Required actions:
**A.** Please sum up the concluding remarks in two sentences.
**B.** Decide whether each statement agrees with the concluding remarks, and answer yes or no with the deciding words quoted: (i) anthropometric equations can be generalized to any population; (ii) wasting of muscle or lean tissue is linked to loss of mobility; (iii) anthropometry is used in evaluating growth and aging.

Study text:
4. Concluding remarks and future research suggestions
Today, BC assessment is routinely carried out in clinical settings. Anthropometry is used in the evaluation of growth, aging, physical performance and health risk assessment. Whether it is the study of childhood or adult obesity, weight gain or loss, or metabolic function or disease, understanding which components of BC contribute to clinical relevancy or performance is of paramount importance. Observations that regional accumulation or depletion of AT or fat are indicative for an increased risk of chronic disease and that wasting of muscle or lean tissue is linked to loss of mobility have prompted an advance in the use of methods to assess regional BC in humans [212]. The search of a practical tool to accurately assess regional BC is an ongoing process that is constantly triggered by the development of new methodologies.
Anthropometric equations might prove useful in quantifying regional lean and fat from young to middle-age or in screening for abnormal fat distribution. Since these equations are only valid for similar populations as the ones they were developed and validated on they cannot be generalized.
Clinicians should be on the alert for potential errors and threats associated to the use of readily available techniques and/or methodologies for BC assessment in elderly persons. They confirm earlier observations that accurate quantification of deep compartments using anthropometry is delicate because of important interindividual variability in tissue distribution (e.g. intermuscular AT). On the other hand, these findings also highlight the need for developing valid practical alternatives to assess regional BC in elderly persons.

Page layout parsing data
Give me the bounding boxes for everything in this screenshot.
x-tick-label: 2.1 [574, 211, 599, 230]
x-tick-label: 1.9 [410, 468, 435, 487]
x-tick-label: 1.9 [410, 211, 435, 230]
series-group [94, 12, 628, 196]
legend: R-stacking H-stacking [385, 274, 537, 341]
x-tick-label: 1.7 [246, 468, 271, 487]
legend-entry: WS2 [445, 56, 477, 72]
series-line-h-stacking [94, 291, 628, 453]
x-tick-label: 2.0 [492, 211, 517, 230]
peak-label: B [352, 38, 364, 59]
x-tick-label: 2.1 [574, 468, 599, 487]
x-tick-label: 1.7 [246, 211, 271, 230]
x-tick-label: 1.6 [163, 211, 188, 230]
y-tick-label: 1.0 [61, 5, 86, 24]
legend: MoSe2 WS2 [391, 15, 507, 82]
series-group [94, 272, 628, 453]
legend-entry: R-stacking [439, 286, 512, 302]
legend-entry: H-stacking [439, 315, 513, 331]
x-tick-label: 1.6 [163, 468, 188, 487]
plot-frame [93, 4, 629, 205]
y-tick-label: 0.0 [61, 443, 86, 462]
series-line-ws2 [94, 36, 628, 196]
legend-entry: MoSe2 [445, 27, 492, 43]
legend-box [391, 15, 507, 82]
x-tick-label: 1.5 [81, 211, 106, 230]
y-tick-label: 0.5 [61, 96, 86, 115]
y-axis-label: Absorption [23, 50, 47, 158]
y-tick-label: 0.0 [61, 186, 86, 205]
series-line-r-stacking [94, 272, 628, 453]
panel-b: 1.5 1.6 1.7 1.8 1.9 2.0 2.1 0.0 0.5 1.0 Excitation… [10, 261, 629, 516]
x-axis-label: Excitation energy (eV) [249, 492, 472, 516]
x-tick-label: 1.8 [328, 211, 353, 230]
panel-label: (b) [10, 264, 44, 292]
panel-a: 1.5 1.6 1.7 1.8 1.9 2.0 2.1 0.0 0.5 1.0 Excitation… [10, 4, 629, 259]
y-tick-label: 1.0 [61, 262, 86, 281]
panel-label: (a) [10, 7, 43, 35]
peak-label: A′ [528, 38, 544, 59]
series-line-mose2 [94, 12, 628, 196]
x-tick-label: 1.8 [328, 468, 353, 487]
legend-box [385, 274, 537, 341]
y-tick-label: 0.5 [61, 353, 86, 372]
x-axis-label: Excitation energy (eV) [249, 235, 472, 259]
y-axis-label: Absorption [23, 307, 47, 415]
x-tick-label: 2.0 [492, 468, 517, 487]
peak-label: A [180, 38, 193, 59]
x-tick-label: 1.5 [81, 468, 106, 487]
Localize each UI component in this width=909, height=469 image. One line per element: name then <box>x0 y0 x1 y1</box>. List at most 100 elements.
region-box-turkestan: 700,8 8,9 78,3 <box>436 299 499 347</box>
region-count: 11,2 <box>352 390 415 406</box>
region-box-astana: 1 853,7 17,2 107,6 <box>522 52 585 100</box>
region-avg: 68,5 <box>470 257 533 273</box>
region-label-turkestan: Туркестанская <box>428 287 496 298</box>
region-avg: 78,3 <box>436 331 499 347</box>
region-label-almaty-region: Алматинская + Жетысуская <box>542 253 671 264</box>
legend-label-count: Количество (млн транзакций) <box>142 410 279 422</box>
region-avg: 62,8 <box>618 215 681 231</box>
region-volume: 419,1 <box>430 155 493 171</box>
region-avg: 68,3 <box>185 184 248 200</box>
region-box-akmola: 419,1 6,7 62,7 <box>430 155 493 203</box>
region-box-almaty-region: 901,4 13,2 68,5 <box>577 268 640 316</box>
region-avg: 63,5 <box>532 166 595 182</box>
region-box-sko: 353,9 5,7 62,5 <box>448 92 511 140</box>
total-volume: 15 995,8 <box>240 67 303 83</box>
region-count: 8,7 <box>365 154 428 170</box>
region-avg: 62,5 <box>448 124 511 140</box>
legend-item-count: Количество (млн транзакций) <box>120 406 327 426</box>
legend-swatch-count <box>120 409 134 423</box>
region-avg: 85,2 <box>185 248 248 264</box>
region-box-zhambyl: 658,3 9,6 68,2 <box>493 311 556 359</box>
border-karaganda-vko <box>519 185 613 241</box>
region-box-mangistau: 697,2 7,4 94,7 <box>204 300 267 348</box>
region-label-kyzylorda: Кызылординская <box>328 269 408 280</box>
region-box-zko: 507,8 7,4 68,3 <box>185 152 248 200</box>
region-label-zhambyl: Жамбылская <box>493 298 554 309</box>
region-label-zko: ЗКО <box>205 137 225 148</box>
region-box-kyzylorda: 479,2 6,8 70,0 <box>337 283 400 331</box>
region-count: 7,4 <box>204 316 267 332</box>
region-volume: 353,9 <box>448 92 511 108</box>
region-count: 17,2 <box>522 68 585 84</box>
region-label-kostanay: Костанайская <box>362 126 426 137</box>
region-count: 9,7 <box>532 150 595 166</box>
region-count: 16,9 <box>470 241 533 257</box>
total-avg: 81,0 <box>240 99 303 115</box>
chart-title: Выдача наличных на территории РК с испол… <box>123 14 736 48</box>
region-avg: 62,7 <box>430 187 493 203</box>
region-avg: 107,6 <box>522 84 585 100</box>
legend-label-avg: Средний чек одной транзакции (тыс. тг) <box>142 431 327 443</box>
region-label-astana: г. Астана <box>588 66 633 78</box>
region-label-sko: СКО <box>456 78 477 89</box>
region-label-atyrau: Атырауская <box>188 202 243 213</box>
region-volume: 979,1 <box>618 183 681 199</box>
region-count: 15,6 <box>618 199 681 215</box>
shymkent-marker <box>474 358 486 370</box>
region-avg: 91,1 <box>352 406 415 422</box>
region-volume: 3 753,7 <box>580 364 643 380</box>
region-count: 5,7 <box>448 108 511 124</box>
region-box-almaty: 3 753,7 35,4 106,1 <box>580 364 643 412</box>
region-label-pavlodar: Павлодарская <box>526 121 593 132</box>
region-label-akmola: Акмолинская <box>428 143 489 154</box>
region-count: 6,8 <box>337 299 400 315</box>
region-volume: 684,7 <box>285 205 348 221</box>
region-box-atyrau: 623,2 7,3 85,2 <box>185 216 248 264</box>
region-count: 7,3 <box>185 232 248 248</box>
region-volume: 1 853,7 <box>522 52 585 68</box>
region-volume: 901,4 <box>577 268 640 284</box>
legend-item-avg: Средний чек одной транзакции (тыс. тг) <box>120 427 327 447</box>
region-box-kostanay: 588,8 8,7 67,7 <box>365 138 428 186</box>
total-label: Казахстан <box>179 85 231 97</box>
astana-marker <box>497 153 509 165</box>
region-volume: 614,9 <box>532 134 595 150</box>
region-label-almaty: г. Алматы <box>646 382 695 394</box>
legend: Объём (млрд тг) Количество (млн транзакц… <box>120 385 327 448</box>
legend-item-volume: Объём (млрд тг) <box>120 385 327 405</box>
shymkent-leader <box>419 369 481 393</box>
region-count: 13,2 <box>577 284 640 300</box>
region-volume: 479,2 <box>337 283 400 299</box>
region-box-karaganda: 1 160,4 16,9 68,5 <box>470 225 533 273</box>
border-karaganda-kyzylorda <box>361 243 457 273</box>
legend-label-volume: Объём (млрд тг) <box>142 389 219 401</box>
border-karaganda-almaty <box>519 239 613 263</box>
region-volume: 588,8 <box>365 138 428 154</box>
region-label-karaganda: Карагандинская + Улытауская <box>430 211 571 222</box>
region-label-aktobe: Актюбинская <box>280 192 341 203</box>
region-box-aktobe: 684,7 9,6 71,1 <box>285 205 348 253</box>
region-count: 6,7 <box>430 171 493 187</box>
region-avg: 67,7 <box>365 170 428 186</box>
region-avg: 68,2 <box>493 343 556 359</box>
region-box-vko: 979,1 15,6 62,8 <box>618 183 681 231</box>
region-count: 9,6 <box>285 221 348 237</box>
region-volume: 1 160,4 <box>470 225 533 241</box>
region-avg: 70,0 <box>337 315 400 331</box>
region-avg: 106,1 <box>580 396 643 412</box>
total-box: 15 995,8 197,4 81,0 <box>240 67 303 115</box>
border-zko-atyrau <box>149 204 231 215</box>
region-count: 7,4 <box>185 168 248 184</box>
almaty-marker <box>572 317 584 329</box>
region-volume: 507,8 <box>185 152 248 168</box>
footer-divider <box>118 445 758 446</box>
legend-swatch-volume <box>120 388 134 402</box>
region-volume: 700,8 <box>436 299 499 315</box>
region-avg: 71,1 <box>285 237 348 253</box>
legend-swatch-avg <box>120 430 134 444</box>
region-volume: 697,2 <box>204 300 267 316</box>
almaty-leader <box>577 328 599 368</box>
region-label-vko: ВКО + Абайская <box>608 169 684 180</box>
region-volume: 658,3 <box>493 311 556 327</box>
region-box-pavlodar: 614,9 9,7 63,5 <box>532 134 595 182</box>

Responses by item number:
**A.** BC assessment is now routine in clinical settings, and new methodologies keep driving the search for a practical tool that accurately assesses regional BC. Anthropometric equations may help quantify regional lean and fat or screen for abnormal fat distribution, but they cannot be generalized beyond populations like those they were developed on, and valid practical alternatives are still needed for elderly persons.

**B.**
(i) No: "they cannot be generalized."
(ii) Yes: "wasting of muscle or lean tissue is linked to loss of mobility"
(iii) Yes: "Anthropometry is used in the evaluation of growth, aging, physical performance and health risk assessment."